◆ THE TASK: Transcribe the whole listing without a single picture.

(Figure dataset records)
begin

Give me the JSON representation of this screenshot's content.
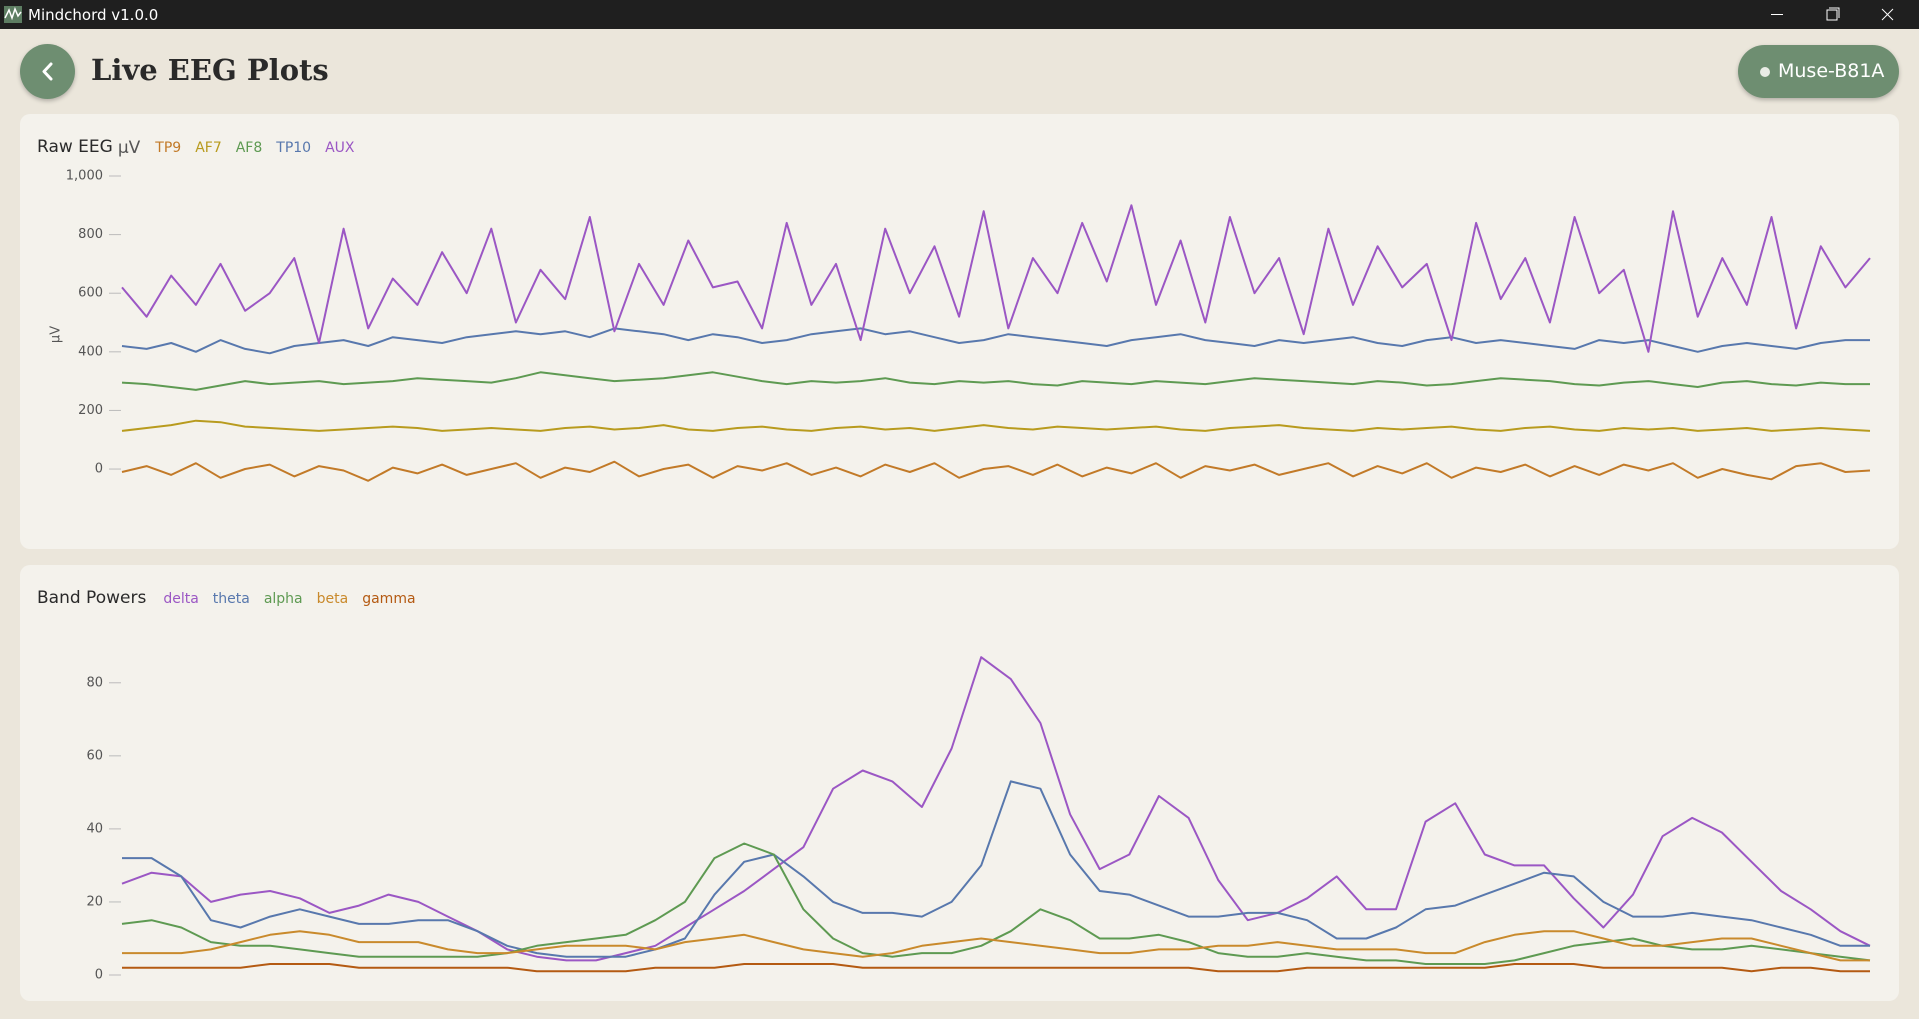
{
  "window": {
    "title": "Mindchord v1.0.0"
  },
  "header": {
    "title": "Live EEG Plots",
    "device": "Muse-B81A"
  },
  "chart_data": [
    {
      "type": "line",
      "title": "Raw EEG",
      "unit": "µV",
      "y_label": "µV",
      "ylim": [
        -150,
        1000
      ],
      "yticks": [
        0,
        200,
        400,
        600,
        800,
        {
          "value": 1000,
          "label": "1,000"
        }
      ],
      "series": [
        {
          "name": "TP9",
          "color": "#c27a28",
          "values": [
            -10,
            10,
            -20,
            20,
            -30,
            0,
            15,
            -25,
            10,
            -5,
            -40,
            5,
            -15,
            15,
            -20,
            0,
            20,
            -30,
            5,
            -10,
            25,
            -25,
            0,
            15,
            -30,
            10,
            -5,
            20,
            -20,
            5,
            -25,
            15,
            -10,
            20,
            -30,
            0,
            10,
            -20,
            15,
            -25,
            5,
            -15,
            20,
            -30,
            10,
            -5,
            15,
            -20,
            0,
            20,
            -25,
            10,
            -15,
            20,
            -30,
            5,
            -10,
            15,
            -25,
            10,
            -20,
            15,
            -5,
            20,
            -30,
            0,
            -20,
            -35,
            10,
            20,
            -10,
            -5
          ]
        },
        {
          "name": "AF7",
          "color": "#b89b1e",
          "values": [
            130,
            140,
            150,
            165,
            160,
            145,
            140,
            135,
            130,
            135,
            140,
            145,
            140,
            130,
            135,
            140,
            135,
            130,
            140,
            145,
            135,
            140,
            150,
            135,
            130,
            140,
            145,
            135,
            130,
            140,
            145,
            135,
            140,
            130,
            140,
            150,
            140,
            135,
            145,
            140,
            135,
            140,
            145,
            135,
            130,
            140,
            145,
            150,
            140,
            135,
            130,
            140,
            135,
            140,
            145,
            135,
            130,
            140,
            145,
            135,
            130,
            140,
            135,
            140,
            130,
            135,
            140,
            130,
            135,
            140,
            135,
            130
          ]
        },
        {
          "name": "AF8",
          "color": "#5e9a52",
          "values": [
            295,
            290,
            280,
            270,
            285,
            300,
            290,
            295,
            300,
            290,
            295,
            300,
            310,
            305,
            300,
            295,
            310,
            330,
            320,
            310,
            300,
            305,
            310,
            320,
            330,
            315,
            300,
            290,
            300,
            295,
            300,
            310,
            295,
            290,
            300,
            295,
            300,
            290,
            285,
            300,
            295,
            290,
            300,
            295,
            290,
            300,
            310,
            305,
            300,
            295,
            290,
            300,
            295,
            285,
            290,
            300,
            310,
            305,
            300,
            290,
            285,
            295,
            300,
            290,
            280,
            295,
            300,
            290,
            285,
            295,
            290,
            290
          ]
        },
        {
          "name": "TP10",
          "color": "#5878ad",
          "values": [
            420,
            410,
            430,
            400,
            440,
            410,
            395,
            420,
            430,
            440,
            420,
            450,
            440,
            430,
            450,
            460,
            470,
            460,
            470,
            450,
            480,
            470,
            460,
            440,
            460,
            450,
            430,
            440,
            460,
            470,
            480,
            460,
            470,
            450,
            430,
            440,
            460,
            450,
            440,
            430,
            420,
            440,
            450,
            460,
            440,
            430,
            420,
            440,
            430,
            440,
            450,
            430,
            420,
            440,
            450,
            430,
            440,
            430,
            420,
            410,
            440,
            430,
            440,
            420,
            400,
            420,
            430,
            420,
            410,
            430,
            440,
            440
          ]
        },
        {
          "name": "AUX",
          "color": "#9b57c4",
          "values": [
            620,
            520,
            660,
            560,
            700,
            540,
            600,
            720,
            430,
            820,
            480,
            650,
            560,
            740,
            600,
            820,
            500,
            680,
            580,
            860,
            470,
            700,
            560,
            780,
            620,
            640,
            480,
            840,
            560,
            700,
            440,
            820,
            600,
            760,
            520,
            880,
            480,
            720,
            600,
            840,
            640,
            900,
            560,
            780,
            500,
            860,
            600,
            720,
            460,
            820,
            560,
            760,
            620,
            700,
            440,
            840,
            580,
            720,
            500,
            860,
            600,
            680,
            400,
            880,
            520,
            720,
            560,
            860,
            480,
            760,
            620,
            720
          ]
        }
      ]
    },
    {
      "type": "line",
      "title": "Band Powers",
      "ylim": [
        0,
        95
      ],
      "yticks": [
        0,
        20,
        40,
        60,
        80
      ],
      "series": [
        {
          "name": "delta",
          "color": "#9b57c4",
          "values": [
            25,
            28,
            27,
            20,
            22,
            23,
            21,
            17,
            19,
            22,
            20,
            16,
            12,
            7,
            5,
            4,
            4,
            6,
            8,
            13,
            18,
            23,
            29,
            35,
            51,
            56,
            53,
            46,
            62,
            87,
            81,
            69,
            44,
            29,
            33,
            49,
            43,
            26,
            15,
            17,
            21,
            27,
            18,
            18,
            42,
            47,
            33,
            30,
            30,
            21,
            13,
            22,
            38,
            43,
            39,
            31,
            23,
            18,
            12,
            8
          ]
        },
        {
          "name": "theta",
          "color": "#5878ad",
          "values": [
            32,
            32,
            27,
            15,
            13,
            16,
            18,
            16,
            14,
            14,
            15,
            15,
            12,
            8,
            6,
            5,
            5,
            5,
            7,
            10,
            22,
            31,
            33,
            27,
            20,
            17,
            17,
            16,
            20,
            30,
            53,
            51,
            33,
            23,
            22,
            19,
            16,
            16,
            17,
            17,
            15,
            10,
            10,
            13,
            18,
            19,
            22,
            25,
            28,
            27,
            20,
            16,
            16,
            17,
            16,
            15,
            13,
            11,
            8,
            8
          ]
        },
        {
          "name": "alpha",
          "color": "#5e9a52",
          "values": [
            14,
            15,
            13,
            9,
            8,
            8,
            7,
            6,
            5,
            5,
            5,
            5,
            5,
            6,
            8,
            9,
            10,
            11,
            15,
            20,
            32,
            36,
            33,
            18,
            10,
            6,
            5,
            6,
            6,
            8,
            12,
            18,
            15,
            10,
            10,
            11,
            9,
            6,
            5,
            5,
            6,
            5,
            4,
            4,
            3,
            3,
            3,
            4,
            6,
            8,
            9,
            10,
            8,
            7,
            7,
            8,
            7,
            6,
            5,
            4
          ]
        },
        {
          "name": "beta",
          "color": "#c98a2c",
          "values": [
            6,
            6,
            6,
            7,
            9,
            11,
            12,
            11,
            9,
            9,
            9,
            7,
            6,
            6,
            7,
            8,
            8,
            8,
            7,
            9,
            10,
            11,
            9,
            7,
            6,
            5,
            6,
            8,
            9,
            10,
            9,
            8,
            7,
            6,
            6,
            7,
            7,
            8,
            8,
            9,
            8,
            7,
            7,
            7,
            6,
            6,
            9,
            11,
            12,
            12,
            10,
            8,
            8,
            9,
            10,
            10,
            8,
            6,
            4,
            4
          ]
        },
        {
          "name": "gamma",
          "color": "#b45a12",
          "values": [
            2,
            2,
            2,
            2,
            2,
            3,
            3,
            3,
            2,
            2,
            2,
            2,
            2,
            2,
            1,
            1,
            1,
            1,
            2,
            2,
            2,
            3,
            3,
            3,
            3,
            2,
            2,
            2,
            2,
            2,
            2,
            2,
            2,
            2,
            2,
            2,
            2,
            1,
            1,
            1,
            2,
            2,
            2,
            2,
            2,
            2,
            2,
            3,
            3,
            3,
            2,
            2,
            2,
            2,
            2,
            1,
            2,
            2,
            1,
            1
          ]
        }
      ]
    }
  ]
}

end

◆ TASK ANSWER:
Give me the JSON representation of this screenshot's content.
{
  "window": {
    "title": "Mindchord v1.0.0"
  },
  "header": {
    "title": "Live EEG Plots",
    "device": "Muse-B81A"
  },
  "chart_data": [
    {
      "type": "line",
      "title": "Raw EEG",
      "unit": "µV",
      "y_label": "µV",
      "ylim": [
        -150,
        1000
      ],
      "yticks": [
        0,
        200,
        400,
        600,
        800,
        {
          "value": 1000,
          "label": "1,000"
        }
      ],
      "series": [
        {
          "name": "TP9",
          "color": "#c27a28",
          "values": [
            -10,
            10,
            -20,
            20,
            -30,
            0,
            15,
            -25,
            10,
            -5,
            -40,
            5,
            -15,
            15,
            -20,
            0,
            20,
            -30,
            5,
            -10,
            25,
            -25,
            0,
            15,
            -30,
            10,
            -5,
            20,
            -20,
            5,
            -25,
            15,
            -10,
            20,
            -30,
            0,
            10,
            -20,
            15,
            -25,
            5,
            -15,
            20,
            -30,
            10,
            -5,
            15,
            -20,
            0,
            20,
            -25,
            10,
            -15,
            20,
            -30,
            5,
            -10,
            15,
            -25,
            10,
            -20,
            15,
            -5,
            20,
            -30,
            0,
            -20,
            -35,
            10,
            20,
            -10,
            -5
          ]
        },
        {
          "name": "AF7",
          "color": "#b89b1e",
          "values": [
            130,
            140,
            150,
            165,
            160,
            145,
            140,
            135,
            130,
            135,
            140,
            145,
            140,
            130,
            135,
            140,
            135,
            130,
            140,
            145,
            135,
            140,
            150,
            135,
            130,
            140,
            145,
            135,
            130,
            140,
            145,
            135,
            140,
            130,
            140,
            150,
            140,
            135,
            145,
            140,
            135,
            140,
            145,
            135,
            130,
            140,
            145,
            150,
            140,
            135,
            130,
            140,
            135,
            140,
            145,
            135,
            130,
            140,
            145,
            135,
            130,
            140,
            135,
            140,
            130,
            135,
            140,
            130,
            135,
            140,
            135,
            130
          ]
        },
        {
          "name": "AF8",
          "color": "#5e9a52",
          "values": [
            295,
            290,
            280,
            270,
            285,
            300,
            290,
            295,
            300,
            290,
            295,
            300,
            310,
            305,
            300,
            295,
            310,
            330,
            320,
            310,
            300,
            305,
            310,
            320,
            330,
            315,
            300,
            290,
            300,
            295,
            300,
            310,
            295,
            290,
            300,
            295,
            300,
            290,
            285,
            300,
            295,
            290,
            300,
            295,
            290,
            300,
            310,
            305,
            300,
            295,
            290,
            300,
            295,
            285,
            290,
            300,
            310,
            305,
            300,
            290,
            285,
            295,
            300,
            290,
            280,
            295,
            300,
            290,
            285,
            295,
            290,
            290
          ]
        },
        {
          "name": "TP10",
          "color": "#5878ad",
          "values": [
            420,
            410,
            430,
            400,
            440,
            410,
            395,
            420,
            430,
            440,
            420,
            450,
            440,
            430,
            450,
            460,
            470,
            460,
            470,
            450,
            480,
            470,
            460,
            440,
            460,
            450,
            430,
            440,
            460,
            470,
            480,
            460,
            470,
            450,
            430,
            440,
            460,
            450,
            440,
            430,
            420,
            440,
            450,
            460,
            440,
            430,
            420,
            440,
            430,
            440,
            450,
            430,
            420,
            440,
            450,
            430,
            440,
            430,
            420,
            410,
            440,
            430,
            440,
            420,
            400,
            420,
            430,
            420,
            410,
            430,
            440,
            440
          ]
        },
        {
          "name": "AUX",
          "color": "#9b57c4",
          "values": [
            620,
            520,
            660,
            560,
            700,
            540,
            600,
            720,
            430,
            820,
            480,
            650,
            560,
            740,
            600,
            820,
            500,
            680,
            580,
            860,
            470,
            700,
            560,
            780,
            620,
            640,
            480,
            840,
            560,
            700,
            440,
            820,
            600,
            760,
            520,
            880,
            480,
            720,
            600,
            840,
            640,
            900,
            560,
            780,
            500,
            860,
            600,
            720,
            460,
            820,
            560,
            760,
            620,
            700,
            440,
            840,
            580,
            720,
            500,
            860,
            600,
            680,
            400,
            880,
            520,
            720,
            560,
            860,
            480,
            760,
            620,
            720
          ]
        }
      ]
    },
    {
      "type": "line",
      "title": "Band Powers",
      "ylim": [
        0,
        95
      ],
      "yticks": [
        0,
        20,
        40,
        60,
        80
      ],
      "series": [
        {
          "name": "delta",
          "color": "#9b57c4",
          "values": [
            25,
            28,
            27,
            20,
            22,
            23,
            21,
            17,
            19,
            22,
            20,
            16,
            12,
            7,
            5,
            4,
            4,
            6,
            8,
            13,
            18,
            23,
            29,
            35,
            51,
            56,
            53,
            46,
            62,
            87,
            81,
            69,
            44,
            29,
            33,
            49,
            43,
            26,
            15,
            17,
            21,
            27,
            18,
            18,
            42,
            47,
            33,
            30,
            30,
            21,
            13,
            22,
            38,
            43,
            39,
            31,
            23,
            18,
            12,
            8
          ]
        },
        {
          "name": "theta",
          "color": "#5878ad",
          "values": [
            32,
            32,
            27,
            15,
            13,
            16,
            18,
            16,
            14,
            14,
            15,
            15,
            12,
            8,
            6,
            5,
            5,
            5,
            7,
            10,
            22,
            31,
            33,
            27,
            20,
            17,
            17,
            16,
            20,
            30,
            53,
            51,
            33,
            23,
            22,
            19,
            16,
            16,
            17,
            17,
            15,
            10,
            10,
            13,
            18,
            19,
            22,
            25,
            28,
            27,
            20,
            16,
            16,
            17,
            16,
            15,
            13,
            11,
            8,
            8
          ]
        },
        {
          "name": "alpha",
          "color": "#5e9a52",
          "values": [
            14,
            15,
            13,
            9,
            8,
            8,
            7,
            6,
            5,
            5,
            5,
            5,
            5,
            6,
            8,
            9,
            10,
            11,
            15,
            20,
            32,
            36,
            33,
            18,
            10,
            6,
            5,
            6,
            6,
            8,
            12,
            18,
            15,
            10,
            10,
            11,
            9,
            6,
            5,
            5,
            6,
            5,
            4,
            4,
            3,
            3,
            3,
            4,
            6,
            8,
            9,
            10,
            8,
            7,
            7,
            8,
            7,
            6,
            5,
            4
          ]
        },
        {
          "name": "beta",
          "color": "#c98a2c",
          "values": [
            6,
            6,
            6,
            7,
            9,
            11,
            12,
            11,
            9,
            9,
            9,
            7,
            6,
            6,
            7,
            8,
            8,
            8,
            7,
            9,
            10,
            11,
            9,
            7,
            6,
            5,
            6,
            8,
            9,
            10,
            9,
            8,
            7,
            6,
            6,
            7,
            7,
            8,
            8,
            9,
            8,
            7,
            7,
            7,
            6,
            6,
            9,
            11,
            12,
            12,
            10,
            8,
            8,
            9,
            10,
            10,
            8,
            6,
            4,
            4
          ]
        },
        {
          "name": "gamma",
          "color": "#b45a12",
          "values": [
            2,
            2,
            2,
            2,
            2,
            3,
            3,
            3,
            2,
            2,
            2,
            2,
            2,
            2,
            1,
            1,
            1,
            1,
            2,
            2,
            2,
            3,
            3,
            3,
            3,
            2,
            2,
            2,
            2,
            2,
            2,
            2,
            2,
            2,
            2,
            2,
            2,
            1,
            1,
            1,
            2,
            2,
            2,
            2,
            2,
            2,
            2,
            3,
            3,
            3,
            2,
            2,
            2,
            2,
            2,
            1,
            2,
            2,
            1,
            1
          ]
        }
      ]
    }
  ]
}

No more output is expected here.